Goal of the exercise – Everything in the listing except the pictures should be written out exactly.

Dataset records –

[start]

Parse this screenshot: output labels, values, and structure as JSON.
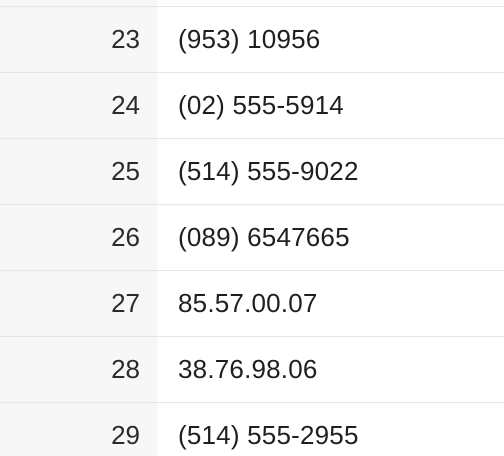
{
  "table": {
    "rows": [
      {
        "num": "23",
        "phone": "(953) 10956"
      },
      {
        "num": "24",
        "phone": "(02) 555-5914"
      },
      {
        "num": "25",
        "phone": "(514) 555-9022"
      },
      {
        "num": "26",
        "phone": "(089) 6547665"
      },
      {
        "num": "27",
        "phone": "85.57.00.07"
      },
      {
        "num": "28",
        "phone": "38.76.98.06"
      },
      {
        "num": "29",
        "phone": "(514) 555-2955"
      }
    ]
  }
}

[end]

Solution to this problem –
Parse this screenshot: output labels, values, and structure as JSON.
{
  "table": {
    "rows": [
      {
        "num": "23",
        "phone": "(953) 10956"
      },
      {
        "num": "24",
        "phone": "(02) 555-5914"
      },
      {
        "num": "25",
        "phone": "(514) 555-9022"
      },
      {
        "num": "26",
        "phone": "(089) 6547665"
      },
      {
        "num": "27",
        "phone": "85.57.00.07"
      },
      {
        "num": "28",
        "phone": "38.76.98.06"
      },
      {
        "num": "29",
        "phone": "(514) 555-2955"
      }
    ]
  }
}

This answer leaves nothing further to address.